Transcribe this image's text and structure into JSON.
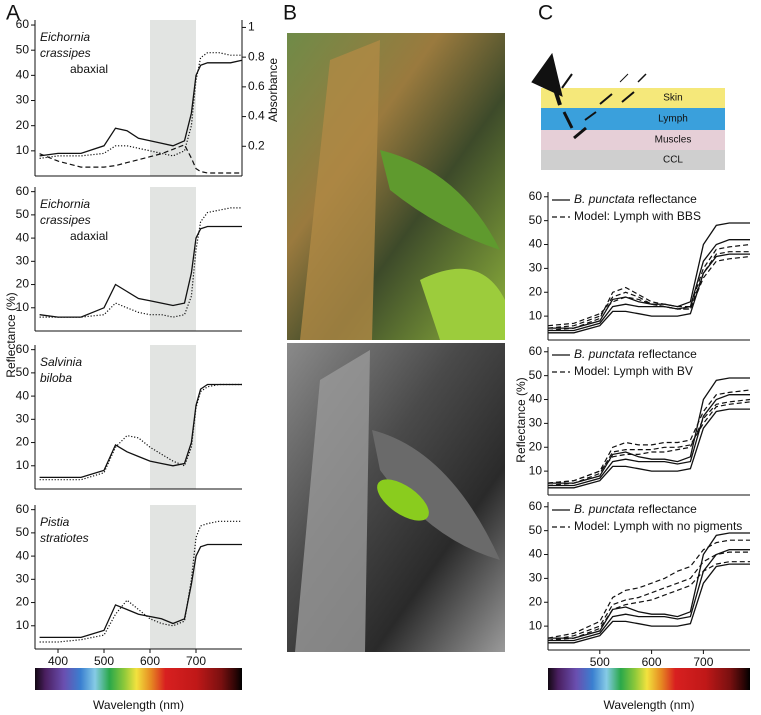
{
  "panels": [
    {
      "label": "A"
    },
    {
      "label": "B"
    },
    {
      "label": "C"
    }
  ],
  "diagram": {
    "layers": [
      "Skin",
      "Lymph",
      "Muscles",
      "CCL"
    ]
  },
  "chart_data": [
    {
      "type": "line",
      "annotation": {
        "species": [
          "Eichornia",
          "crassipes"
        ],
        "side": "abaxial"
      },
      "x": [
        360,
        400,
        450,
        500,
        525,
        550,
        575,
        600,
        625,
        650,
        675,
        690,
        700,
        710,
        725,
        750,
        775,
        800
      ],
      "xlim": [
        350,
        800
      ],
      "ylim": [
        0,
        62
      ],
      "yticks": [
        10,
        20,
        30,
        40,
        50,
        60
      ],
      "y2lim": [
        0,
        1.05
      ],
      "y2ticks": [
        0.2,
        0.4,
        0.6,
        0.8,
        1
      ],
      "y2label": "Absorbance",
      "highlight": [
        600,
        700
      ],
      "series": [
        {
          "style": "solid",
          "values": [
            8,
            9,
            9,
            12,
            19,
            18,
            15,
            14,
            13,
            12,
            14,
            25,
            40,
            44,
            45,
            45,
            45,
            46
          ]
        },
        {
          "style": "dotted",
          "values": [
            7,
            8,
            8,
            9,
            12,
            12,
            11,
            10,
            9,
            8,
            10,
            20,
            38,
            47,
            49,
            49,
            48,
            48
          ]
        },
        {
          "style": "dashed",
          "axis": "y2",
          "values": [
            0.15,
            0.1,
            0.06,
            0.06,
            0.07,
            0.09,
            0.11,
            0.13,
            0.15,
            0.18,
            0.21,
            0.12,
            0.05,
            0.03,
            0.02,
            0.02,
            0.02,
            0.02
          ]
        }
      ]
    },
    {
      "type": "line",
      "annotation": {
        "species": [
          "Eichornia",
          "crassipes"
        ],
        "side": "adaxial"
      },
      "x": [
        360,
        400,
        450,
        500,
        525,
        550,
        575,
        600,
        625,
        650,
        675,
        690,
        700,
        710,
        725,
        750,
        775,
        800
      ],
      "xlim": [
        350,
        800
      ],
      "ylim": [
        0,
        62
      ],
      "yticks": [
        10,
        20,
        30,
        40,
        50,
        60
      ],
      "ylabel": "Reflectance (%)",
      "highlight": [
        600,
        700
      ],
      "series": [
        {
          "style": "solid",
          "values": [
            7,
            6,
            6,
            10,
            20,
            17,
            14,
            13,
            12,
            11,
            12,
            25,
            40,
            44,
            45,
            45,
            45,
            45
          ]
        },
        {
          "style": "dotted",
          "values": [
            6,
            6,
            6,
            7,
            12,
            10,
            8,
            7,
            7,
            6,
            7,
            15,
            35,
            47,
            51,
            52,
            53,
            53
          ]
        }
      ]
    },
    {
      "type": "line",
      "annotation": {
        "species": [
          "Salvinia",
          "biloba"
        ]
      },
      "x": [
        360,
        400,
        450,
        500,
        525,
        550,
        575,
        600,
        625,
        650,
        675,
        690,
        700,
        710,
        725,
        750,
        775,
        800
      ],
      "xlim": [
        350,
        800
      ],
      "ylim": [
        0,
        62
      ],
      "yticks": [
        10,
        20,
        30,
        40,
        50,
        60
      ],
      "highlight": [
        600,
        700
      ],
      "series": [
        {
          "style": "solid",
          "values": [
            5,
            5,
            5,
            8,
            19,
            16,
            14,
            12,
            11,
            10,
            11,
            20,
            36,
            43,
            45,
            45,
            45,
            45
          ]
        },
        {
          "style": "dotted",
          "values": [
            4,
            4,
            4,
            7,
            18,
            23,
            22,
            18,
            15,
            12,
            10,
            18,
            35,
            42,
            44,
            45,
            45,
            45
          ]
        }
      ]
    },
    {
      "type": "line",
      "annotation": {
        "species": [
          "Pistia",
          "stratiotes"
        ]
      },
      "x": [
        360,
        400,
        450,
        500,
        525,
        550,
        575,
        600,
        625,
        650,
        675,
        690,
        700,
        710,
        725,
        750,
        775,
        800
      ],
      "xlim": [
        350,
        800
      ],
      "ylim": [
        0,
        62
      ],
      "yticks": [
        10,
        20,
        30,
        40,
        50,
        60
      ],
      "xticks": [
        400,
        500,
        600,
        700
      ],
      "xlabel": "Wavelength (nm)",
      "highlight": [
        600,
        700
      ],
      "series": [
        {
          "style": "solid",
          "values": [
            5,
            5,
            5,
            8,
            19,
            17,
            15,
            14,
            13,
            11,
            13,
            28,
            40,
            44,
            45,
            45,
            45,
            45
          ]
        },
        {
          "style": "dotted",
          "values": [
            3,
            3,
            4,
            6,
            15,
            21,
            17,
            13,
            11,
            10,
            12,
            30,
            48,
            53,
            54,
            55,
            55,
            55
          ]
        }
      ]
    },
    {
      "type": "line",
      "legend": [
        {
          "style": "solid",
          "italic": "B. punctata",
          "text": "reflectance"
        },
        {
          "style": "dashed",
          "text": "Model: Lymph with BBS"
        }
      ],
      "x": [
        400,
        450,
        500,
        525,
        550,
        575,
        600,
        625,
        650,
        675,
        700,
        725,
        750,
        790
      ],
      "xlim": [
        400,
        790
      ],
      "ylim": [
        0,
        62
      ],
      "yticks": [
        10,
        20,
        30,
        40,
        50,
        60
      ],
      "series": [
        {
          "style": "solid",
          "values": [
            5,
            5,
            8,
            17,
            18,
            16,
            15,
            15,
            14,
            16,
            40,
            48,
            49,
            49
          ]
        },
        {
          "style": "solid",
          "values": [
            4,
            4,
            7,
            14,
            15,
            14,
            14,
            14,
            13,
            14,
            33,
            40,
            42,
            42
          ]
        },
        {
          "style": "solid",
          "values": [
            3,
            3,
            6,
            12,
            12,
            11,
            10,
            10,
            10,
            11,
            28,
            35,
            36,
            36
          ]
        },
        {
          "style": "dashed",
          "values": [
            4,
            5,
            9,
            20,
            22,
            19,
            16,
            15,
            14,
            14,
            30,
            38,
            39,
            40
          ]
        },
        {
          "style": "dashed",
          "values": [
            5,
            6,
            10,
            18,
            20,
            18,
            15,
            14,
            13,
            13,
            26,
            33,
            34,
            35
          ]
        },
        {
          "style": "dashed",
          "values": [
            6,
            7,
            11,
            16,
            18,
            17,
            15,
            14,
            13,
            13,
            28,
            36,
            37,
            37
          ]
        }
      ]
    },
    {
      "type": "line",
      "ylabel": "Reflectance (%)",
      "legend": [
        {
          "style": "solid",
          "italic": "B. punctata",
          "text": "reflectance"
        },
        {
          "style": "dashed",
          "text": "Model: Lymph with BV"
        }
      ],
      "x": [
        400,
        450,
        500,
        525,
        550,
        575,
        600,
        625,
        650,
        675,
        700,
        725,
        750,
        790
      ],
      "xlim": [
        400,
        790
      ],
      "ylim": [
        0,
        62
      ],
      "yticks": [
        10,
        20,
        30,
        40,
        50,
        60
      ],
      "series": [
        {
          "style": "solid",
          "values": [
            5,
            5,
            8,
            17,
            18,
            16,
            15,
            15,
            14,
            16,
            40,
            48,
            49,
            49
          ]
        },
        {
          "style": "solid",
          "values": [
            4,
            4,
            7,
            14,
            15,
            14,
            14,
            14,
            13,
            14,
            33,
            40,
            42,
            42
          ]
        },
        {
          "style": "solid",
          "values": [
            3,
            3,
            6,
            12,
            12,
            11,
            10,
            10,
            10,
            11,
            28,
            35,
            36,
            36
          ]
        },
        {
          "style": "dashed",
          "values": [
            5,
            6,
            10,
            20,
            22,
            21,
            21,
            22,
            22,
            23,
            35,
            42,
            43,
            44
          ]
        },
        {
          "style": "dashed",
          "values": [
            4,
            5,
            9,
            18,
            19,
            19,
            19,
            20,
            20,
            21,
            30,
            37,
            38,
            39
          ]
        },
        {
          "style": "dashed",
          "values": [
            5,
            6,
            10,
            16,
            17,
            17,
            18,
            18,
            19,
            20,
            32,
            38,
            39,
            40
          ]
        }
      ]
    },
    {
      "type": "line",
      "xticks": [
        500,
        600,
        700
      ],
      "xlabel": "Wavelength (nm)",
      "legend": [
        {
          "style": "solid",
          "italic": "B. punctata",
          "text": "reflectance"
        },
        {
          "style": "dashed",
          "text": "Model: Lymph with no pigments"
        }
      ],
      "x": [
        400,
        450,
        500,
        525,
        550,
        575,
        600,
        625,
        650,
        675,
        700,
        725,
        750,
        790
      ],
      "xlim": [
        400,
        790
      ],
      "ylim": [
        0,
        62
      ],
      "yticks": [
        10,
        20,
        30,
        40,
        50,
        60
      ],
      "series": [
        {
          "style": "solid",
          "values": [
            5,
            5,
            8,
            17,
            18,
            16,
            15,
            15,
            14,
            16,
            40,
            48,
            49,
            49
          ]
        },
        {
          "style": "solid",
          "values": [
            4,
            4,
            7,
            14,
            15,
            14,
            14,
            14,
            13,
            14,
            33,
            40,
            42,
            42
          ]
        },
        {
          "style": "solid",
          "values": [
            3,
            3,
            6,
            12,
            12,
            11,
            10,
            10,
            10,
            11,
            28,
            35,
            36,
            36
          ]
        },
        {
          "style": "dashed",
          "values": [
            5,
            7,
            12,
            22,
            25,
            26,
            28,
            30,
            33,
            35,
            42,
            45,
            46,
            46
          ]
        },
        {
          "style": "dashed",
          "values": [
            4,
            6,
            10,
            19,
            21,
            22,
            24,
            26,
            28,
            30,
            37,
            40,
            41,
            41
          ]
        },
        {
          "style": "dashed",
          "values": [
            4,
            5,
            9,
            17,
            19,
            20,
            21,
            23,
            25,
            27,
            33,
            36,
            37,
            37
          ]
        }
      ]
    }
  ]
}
________________________________________
Read through the entries and copy each line in which "text" appears.

Transcribe this image's text and structure into JSON.
          "text": "reflectance"
          "text": "Model: Lymph with BBS"
          "text": "reflectance"
          "text": "Model: Lymph with BV"
          "text": "reflectance"
          "text": "Model: Lymph with no pigments"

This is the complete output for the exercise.